> [BRIEF]
Copy out every line in the entries below that includes "JSON".

> [DATA FOR PROCESSING]
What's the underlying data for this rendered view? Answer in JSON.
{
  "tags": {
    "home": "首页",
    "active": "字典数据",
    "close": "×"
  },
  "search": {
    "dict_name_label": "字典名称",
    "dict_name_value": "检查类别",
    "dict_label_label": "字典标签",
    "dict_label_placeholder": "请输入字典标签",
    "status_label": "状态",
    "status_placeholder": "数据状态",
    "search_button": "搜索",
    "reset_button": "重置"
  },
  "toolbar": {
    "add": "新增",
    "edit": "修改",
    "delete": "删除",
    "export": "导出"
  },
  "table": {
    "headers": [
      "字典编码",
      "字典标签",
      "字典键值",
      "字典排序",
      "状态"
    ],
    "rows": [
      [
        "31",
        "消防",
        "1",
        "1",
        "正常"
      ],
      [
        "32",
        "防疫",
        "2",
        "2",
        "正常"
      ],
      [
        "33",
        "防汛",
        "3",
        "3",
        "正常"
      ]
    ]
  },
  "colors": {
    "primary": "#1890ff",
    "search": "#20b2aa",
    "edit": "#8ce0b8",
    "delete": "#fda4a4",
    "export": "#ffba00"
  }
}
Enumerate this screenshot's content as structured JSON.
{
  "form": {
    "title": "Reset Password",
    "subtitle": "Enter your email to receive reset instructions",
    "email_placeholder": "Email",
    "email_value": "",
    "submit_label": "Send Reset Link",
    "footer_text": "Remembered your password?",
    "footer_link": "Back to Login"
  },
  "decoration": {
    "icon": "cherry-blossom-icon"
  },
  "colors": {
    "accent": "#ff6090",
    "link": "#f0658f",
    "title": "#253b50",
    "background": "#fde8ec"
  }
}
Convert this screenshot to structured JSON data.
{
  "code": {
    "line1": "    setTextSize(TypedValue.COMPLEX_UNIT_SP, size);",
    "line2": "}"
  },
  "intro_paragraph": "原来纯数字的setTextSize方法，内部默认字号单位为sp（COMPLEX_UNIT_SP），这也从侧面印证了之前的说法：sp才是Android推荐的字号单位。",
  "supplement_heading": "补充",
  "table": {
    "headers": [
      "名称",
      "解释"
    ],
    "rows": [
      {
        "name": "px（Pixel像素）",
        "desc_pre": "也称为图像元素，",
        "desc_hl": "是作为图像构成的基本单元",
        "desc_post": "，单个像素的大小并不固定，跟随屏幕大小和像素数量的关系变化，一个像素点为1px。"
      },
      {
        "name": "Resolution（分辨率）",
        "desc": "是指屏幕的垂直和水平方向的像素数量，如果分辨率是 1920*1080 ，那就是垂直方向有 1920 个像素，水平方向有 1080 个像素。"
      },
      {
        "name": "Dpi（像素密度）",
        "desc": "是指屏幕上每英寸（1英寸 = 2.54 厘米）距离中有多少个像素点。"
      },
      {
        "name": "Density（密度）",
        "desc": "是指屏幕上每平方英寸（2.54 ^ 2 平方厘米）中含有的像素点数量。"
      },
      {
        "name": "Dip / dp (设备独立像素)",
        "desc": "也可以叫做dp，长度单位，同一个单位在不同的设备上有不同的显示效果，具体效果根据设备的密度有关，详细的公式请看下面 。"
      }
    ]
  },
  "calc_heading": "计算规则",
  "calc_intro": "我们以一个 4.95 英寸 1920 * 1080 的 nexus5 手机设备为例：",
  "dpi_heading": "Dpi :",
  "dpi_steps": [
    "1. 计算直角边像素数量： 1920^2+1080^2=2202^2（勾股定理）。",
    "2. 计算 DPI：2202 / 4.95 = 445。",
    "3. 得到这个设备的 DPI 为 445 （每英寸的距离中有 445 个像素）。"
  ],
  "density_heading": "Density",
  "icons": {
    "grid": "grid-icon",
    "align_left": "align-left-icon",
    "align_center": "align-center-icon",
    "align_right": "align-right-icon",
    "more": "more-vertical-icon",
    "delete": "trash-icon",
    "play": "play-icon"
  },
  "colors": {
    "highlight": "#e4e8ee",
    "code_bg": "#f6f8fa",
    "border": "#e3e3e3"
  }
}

> [ANSWER]
What's the underlying data for this rendered view? Answer in JSON.
Enumerate this screenshot's content as structured JSON.
Convert this screenshot to structured JSON data.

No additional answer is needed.